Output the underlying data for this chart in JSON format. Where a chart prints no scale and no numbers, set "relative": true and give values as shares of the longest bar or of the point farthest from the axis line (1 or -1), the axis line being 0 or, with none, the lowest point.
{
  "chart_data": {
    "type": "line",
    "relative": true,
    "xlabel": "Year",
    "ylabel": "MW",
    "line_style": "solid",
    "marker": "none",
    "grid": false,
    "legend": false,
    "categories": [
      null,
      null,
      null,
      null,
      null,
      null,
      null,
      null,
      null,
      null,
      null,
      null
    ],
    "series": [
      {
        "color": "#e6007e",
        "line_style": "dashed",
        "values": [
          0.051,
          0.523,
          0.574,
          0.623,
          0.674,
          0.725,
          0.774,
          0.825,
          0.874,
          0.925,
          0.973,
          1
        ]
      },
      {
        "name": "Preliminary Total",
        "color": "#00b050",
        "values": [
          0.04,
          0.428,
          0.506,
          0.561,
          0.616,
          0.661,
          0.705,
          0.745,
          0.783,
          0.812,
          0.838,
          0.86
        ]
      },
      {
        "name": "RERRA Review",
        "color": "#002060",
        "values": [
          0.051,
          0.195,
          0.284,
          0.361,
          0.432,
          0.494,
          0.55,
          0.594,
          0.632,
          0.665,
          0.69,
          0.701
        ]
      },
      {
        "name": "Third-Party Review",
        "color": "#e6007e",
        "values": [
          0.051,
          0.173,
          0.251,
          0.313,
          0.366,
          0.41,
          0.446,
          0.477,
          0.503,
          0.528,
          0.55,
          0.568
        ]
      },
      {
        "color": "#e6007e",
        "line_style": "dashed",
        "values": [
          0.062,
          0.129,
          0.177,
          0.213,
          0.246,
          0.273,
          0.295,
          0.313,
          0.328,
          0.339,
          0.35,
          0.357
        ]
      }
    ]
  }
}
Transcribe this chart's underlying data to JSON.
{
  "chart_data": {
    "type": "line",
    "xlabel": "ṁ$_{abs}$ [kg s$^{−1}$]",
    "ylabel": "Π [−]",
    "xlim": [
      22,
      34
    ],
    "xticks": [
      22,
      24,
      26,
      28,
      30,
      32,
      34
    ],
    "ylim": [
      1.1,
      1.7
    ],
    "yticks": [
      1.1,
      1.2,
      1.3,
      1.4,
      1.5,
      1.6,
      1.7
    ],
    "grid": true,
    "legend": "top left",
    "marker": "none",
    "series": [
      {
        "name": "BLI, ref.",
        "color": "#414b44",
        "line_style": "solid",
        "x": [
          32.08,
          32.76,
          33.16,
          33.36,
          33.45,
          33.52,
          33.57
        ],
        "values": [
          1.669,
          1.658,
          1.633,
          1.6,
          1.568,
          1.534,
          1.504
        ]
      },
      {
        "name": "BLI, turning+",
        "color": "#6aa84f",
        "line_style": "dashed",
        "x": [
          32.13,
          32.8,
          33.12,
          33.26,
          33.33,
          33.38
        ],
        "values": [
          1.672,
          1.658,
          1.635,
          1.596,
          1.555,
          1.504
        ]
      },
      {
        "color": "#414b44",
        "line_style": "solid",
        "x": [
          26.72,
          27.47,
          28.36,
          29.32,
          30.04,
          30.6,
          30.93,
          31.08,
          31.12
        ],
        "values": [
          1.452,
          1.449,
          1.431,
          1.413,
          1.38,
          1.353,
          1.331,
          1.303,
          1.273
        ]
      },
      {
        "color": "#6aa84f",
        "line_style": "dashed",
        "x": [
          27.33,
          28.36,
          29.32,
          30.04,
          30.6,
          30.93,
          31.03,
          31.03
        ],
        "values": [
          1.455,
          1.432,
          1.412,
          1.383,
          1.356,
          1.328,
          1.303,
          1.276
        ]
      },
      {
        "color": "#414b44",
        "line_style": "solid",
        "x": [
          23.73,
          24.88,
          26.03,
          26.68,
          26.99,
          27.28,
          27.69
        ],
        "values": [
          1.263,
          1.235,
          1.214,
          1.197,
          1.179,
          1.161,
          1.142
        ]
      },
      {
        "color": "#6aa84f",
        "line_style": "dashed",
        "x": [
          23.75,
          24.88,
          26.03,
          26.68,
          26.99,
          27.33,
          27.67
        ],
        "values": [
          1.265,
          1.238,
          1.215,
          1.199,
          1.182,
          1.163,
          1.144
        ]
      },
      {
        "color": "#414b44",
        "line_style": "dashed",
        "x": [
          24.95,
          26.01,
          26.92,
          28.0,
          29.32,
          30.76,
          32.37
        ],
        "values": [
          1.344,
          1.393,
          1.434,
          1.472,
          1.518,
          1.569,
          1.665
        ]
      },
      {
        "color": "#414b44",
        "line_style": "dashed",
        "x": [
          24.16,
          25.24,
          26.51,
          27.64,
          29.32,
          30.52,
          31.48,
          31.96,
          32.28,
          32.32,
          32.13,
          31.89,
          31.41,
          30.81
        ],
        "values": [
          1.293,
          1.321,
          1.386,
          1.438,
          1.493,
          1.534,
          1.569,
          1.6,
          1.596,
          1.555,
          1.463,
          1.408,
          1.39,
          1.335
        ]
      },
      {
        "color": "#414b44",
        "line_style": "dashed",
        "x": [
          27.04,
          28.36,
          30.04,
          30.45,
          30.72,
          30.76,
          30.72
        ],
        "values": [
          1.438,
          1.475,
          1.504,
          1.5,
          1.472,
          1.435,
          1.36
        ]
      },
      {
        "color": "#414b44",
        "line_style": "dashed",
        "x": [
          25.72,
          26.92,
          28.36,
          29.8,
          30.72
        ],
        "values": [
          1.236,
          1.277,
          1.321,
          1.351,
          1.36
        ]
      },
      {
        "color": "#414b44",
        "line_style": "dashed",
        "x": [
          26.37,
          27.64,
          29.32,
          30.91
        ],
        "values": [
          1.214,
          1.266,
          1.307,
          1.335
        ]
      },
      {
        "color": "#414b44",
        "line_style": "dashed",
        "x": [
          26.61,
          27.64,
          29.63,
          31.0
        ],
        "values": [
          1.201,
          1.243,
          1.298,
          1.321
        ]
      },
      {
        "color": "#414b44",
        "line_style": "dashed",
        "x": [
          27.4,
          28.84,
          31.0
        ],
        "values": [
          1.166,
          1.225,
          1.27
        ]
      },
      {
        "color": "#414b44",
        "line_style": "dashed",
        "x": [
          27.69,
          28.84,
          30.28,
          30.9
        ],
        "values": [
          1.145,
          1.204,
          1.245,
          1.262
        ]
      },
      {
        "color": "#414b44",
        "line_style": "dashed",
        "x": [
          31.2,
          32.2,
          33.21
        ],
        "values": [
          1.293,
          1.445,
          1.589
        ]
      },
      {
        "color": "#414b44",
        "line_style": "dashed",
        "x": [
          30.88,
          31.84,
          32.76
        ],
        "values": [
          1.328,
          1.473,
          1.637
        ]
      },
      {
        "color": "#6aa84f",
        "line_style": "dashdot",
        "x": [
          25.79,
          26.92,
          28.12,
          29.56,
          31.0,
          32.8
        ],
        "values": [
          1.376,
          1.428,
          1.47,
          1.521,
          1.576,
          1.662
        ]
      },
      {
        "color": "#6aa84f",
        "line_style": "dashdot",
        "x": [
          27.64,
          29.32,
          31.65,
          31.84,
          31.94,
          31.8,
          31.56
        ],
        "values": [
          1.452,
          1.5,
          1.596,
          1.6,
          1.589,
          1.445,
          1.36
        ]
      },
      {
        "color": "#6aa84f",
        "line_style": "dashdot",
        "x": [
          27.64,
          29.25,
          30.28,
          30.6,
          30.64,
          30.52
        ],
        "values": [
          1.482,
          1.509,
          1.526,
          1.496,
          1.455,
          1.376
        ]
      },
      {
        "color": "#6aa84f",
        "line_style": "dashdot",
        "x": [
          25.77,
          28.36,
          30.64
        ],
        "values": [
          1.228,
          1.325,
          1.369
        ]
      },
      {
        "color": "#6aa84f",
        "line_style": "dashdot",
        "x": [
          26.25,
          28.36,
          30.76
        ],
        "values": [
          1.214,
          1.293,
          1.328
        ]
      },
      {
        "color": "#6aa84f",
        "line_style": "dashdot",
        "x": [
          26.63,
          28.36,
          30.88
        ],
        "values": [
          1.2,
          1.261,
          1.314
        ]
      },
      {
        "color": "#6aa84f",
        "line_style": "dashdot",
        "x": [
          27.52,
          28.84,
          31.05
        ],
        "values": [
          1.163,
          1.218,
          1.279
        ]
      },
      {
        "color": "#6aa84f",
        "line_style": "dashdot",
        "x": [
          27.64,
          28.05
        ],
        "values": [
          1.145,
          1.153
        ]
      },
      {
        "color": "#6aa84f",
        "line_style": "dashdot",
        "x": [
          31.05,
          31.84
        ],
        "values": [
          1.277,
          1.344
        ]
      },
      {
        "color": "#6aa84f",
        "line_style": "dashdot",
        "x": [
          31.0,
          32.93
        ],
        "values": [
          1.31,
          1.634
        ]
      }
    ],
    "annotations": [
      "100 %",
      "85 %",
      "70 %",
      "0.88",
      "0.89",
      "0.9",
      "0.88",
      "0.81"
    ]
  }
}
--
EXERCISE TASK.
The word "underlying" appears in how many lines of the records? Give the number only.

ANSWER IN FULL.
2